**Directive 1:** Copy the records below exactly, from the line with "speaker-button[interactable] bbox=[381, 226, 407, 252]" to the line with "routing-dropdown[interactable]: Main bbox=[420, 994, 560, 1020]", including both of those lines.

**Given passage:**
Roch Voisine (also known as On the Outside as per the first track on the album) is a 1990 album by Canadian singer Roch Voisine. It has the same content as the English tracks of his  bilingual French / English double album entitled Double released the same year. It provided two singles in France, which achieved moderate success in comparison with the singer's previous singles : "On the Outside" (#10) and "Waiting" (#16).

Its chart performances and certifications were probably merged to the singer's previous album, Double, as its content is partially the same as that of the double album. Therefore, the album debuted at #4 on 6 December 1990 on the SNEP Albums Chart and had a peak at number two for two weeks. It totaled 26 weeks in the top ten and 73 weeks in the top 50. In 1992, the album earned a 2 x Platinum disc for over 600,000 copies sold.

**Directive 2:** Repeat the passage above on the Roch Voisine album word for word.

**Supplied records:**
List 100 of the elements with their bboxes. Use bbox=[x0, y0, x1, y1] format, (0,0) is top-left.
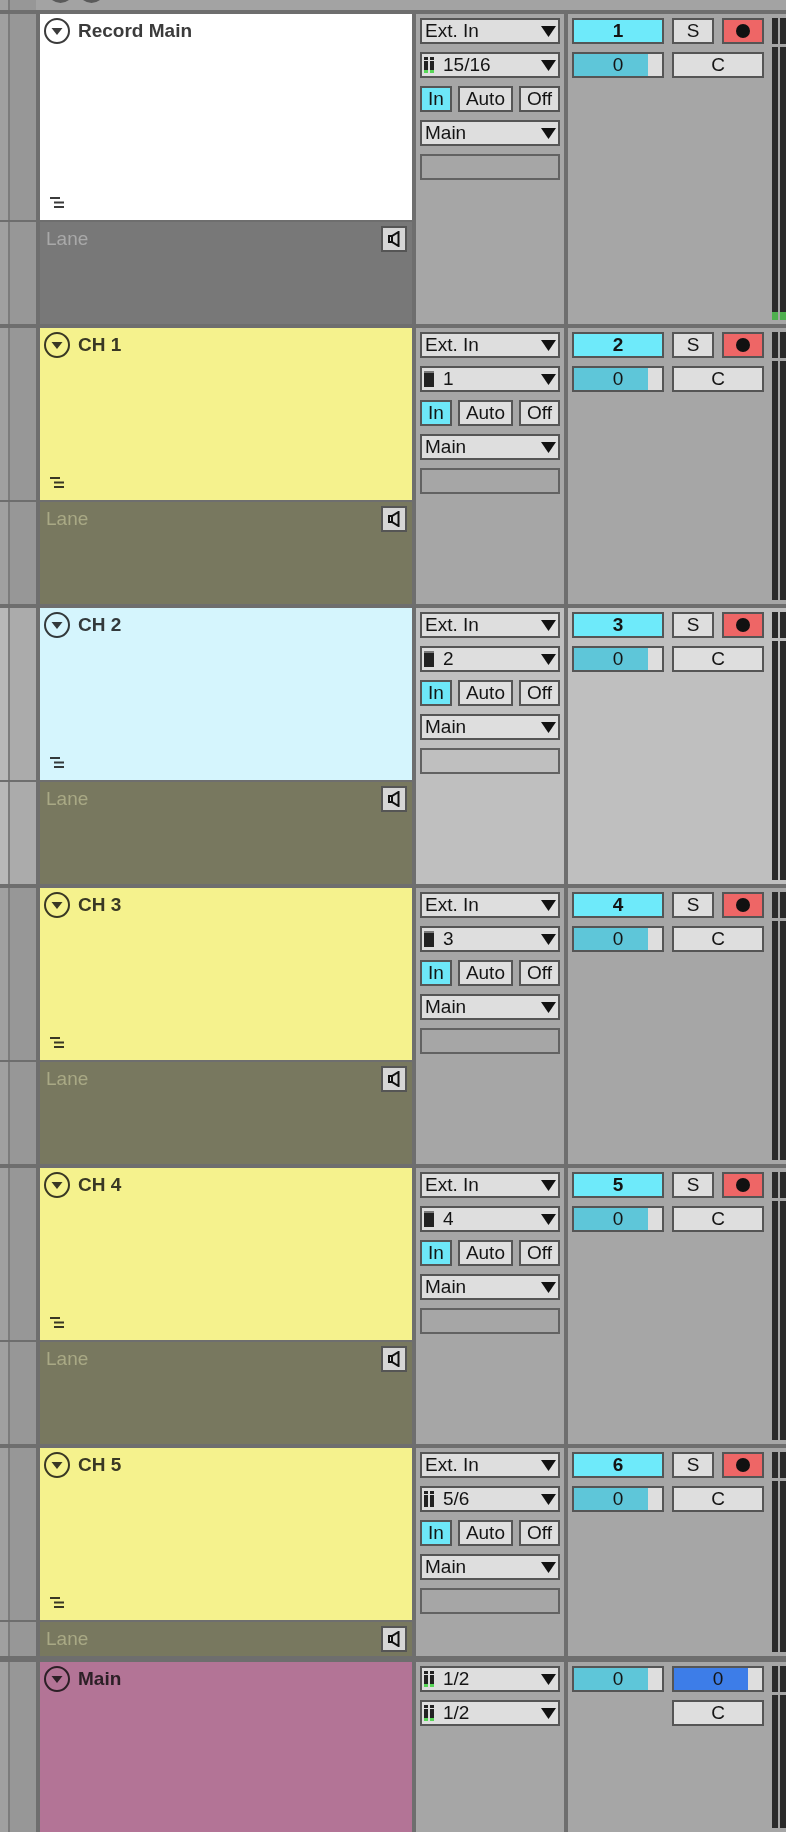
speaker-button[interactable] bbox=[381, 226, 407, 252]
pan-control[interactable]: C bbox=[672, 366, 764, 392]
record-dot-icon bbox=[736, 1458, 750, 1472]
routing-dropdown[interactable]: 15/16 bbox=[420, 52, 560, 78]
track-header[interactable]: Main bbox=[40, 1662, 412, 1832]
monitor-button[interactable]: Auto bbox=[457, 86, 513, 112]
routing-field[interactable] bbox=[420, 468, 560, 494]
monitor-button[interactable]: In bbox=[420, 400, 452, 426]
monitor-button[interactable]: In bbox=[420, 1240, 452, 1266]
solo-button[interactable]: S bbox=[672, 332, 714, 358]
track-header[interactable]: CH 4 bbox=[40, 1168, 412, 1340]
track-activator-button[interactable]: 3 bbox=[572, 612, 664, 638]
routing-dropdown[interactable]: Main bbox=[420, 1554, 560, 1580]
list-icon[interactable] bbox=[50, 197, 64, 208]
volume-slider[interactable]: 0 bbox=[572, 366, 664, 392]
routing-dropdown[interactable]: 1/2 bbox=[420, 1700, 560, 1726]
monitor-button[interactable]: Auto bbox=[457, 680, 513, 706]
record-arm-button[interactable] bbox=[722, 18, 764, 44]
solo-button[interactable]: S bbox=[672, 1172, 714, 1198]
routing-dropdown[interactable]: 3 bbox=[420, 926, 560, 952]
track-header[interactable]: CH 1 bbox=[40, 328, 412, 500]
list-icon[interactable] bbox=[50, 477, 64, 488]
monitor-button[interactable]: Off bbox=[519, 1240, 560, 1266]
speaker-button[interactable] bbox=[381, 506, 407, 532]
list-icon[interactable] bbox=[50, 1037, 64, 1048]
solo-button[interactable]: S bbox=[672, 1452, 714, 1478]
speaker-button[interactable] bbox=[381, 1066, 407, 1092]
track-activator-button[interactable]: 4 bbox=[572, 892, 664, 918]
record-arm-button[interactable] bbox=[722, 1452, 764, 1478]
record-arm-button[interactable] bbox=[722, 612, 764, 638]
routing-field[interactable] bbox=[420, 1308, 560, 1334]
routing-dropdown[interactable]: Main bbox=[420, 994, 560, 1020]
track-activator-button[interactable]: 5 bbox=[572, 1172, 664, 1198]
pan-control[interactable]: C bbox=[672, 646, 764, 672]
monitor-button[interactable]: Off bbox=[519, 86, 560, 112]
routing-field[interactable] bbox=[420, 1028, 560, 1054]
speaker-button[interactable] bbox=[381, 1626, 407, 1652]
pan-control[interactable]: C bbox=[672, 1486, 764, 1512]
routing-dropdown[interactable]: Main bbox=[420, 1274, 560, 1300]
routing-dropdown[interactable]: Ext. In bbox=[420, 612, 560, 638]
monitor-button[interactable]: In bbox=[420, 86, 452, 112]
routing-dropdown[interactable]: Ext. In bbox=[420, 1172, 560, 1198]
routing-dropdown[interactable]: Ext. In bbox=[420, 892, 560, 918]
pan-control[interactable]: C bbox=[672, 1206, 764, 1232]
monitor-button[interactable]: In bbox=[420, 960, 452, 986]
monitor-button[interactable]: Off bbox=[519, 960, 560, 986]
track-activator-button[interactable]: 1 bbox=[572, 18, 664, 44]
monitor-button[interactable]: Off bbox=[519, 1520, 560, 1546]
record-arm-button[interactable] bbox=[722, 1172, 764, 1198]
volume-slider[interactable]: 0 bbox=[572, 52, 664, 78]
solo-button[interactable]: S bbox=[672, 612, 714, 638]
routing-dropdown[interactable]: 1/2 bbox=[420, 1666, 560, 1692]
record-arm-button[interactable] bbox=[722, 892, 764, 918]
speaker-button[interactable] bbox=[381, 786, 407, 812]
routing-field[interactable] bbox=[420, 154, 560, 180]
volume-slider[interactable]: 0 bbox=[572, 1486, 664, 1512]
routing-dropdown[interactable]: 5/6 bbox=[420, 1486, 560, 1512]
caret-icon bbox=[541, 1459, 556, 1471]
track-header[interactable]: CH 3 bbox=[40, 888, 412, 1060]
monitor-button[interactable]: In bbox=[420, 680, 452, 706]
volume-slider[interactable]: 0 bbox=[572, 926, 664, 952]
speaker-button[interactable] bbox=[381, 1346, 407, 1372]
solo-button[interactable]: S bbox=[672, 892, 714, 918]
track-activator-button[interactable]: 6 bbox=[572, 1452, 664, 1478]
monitor-button[interactable]: Off bbox=[519, 680, 560, 706]
routing-dropdown[interactable]: 4 bbox=[420, 1206, 560, 1232]
routing-dropdown[interactable]: Main bbox=[420, 714, 560, 740]
monitor-button[interactable]: Auto bbox=[457, 1240, 513, 1266]
track-header[interactable]: Record Main bbox=[40, 14, 412, 220]
track-header[interactable]: CH 2 bbox=[40, 608, 412, 780]
track-activator-button[interactable]: 2 bbox=[572, 332, 664, 358]
pan-control[interactable]: C bbox=[672, 1700, 764, 1726]
record-dot-icon bbox=[736, 1178, 750, 1192]
solo-button[interactable]: S bbox=[672, 18, 714, 44]
pan-control[interactable]: C bbox=[672, 52, 764, 78]
volume-slider[interactable]: 0 bbox=[572, 1206, 664, 1232]
routing-dropdown[interactable]: 1 bbox=[420, 366, 560, 392]
track-header[interactable]: CH 5 bbox=[40, 1448, 412, 1620]
list-icon[interactable] bbox=[50, 757, 64, 768]
monitor-button[interactable]: Auto bbox=[457, 1520, 513, 1546]
routing-dropdown[interactable]: Ext. In bbox=[420, 332, 560, 358]
volume-slider[interactable]: 0 bbox=[572, 646, 664, 672]
routing-field[interactable] bbox=[420, 1588, 560, 1614]
routing-field[interactable] bbox=[420, 748, 560, 774]
volume-slider[interactable]: 0 bbox=[572, 1666, 664, 1692]
list-icon[interactable] bbox=[50, 1317, 64, 1328]
list-icon[interactable] bbox=[50, 1597, 64, 1608]
record-arm-button[interactable] bbox=[722, 332, 764, 358]
routing-dropdown[interactable]: Ext. In bbox=[420, 1452, 560, 1478]
record-dot-icon bbox=[736, 24, 750, 38]
routing-dropdown[interactable]: Ext. In bbox=[420, 18, 560, 44]
routing-dropdown[interactable]: Main bbox=[420, 434, 560, 460]
monitor-button[interactable]: Auto bbox=[457, 960, 513, 986]
monitor-button[interactable]: In bbox=[420, 1520, 452, 1546]
routing-dropdown[interactable]: 2 bbox=[420, 646, 560, 672]
monitor-button[interactable]: Off bbox=[519, 400, 560, 426]
monitor-button[interactable]: Auto bbox=[457, 400, 513, 426]
cue-volume-slider[interactable]: 0 bbox=[672, 1666, 764, 1692]
pan-control[interactable]: C bbox=[672, 926, 764, 952]
routing-dropdown[interactable]: Main bbox=[420, 120, 560, 146]
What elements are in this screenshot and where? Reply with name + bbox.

**Correct output 1:**
speaker-button[interactable] bbox=[381, 226, 407, 252]
pan-control[interactable]: C bbox=[672, 366, 764, 392]
record-dot-icon bbox=[736, 1458, 750, 1472]
routing-dropdown[interactable]: 15/16 bbox=[420, 52, 560, 78]
track-header[interactable]: Main bbox=[40, 1662, 412, 1832]
monitor-button[interactable]: Auto bbox=[457, 86, 513, 112]
routing-field[interactable] bbox=[420, 468, 560, 494]
monitor-button[interactable]: In bbox=[420, 400, 452, 426]
monitor-button[interactable]: In bbox=[420, 1240, 452, 1266]
solo-button[interactable]: S bbox=[672, 332, 714, 358]
track-header[interactable]: CH 4 bbox=[40, 1168, 412, 1340]
track-activator-button[interactable]: 3 bbox=[572, 612, 664, 638]
routing-dropdown[interactable]: Main bbox=[420, 1554, 560, 1580]
list-icon[interactable] bbox=[50, 197, 64, 208]
volume-slider[interactable]: 0 bbox=[572, 366, 664, 392]
routing-dropdown[interactable]: 1/2 bbox=[420, 1700, 560, 1726]
monitor-button[interactable]: Auto bbox=[457, 680, 513, 706]
record-arm-button[interactable] bbox=[722, 18, 764, 44]
solo-button[interactable]: S bbox=[672, 1172, 714, 1198]
routing-dropdown[interactable]: 3 bbox=[420, 926, 560, 952]
track-header[interactable]: CH 1 bbox=[40, 328, 412, 500]
list-icon[interactable] bbox=[50, 477, 64, 488]
monitor-button[interactable]: Off bbox=[519, 1240, 560, 1266]
speaker-button[interactable] bbox=[381, 506, 407, 532]
list-icon[interactable] bbox=[50, 1037, 64, 1048]
solo-button[interactable]: S bbox=[672, 1452, 714, 1478]
speaker-button[interactable] bbox=[381, 1066, 407, 1092]
track-activator-button[interactable]: 4 bbox=[572, 892, 664, 918]
record-arm-button[interactable] bbox=[722, 1452, 764, 1478]
record-arm-button[interactable] bbox=[722, 612, 764, 638]
routing-field[interactable] bbox=[420, 1308, 560, 1334]
routing-dropdown[interactable]: Main bbox=[420, 994, 560, 1020]

**Correct output 2:**
Roch Voisine (also known as On the Outside as per the first track on the album) is a 1990 album by Canadian singer Roch Voisine. It has the same content as the English tracks of his  bilingual French / English double album entitled Double released the same year. It provided two singles in France, which achieved moderate success in comparison with the singer's previous singles : "On the Outside" (#10) and "Waiting" (#16).

Its chart performances and certifications were probably merged to the singer's previous album, Double, as its content is partially the same as that of the double album. Therefore, the album debuted at #4 on 6 December 1990 on the SNEP Albums Chart and had a peak at number two for two weeks. It totaled 26 weeks in the top ten and 73 weeks in the top 50. In 1992, the album earned a 2 x Platinum disc for over 600,000 copies sold.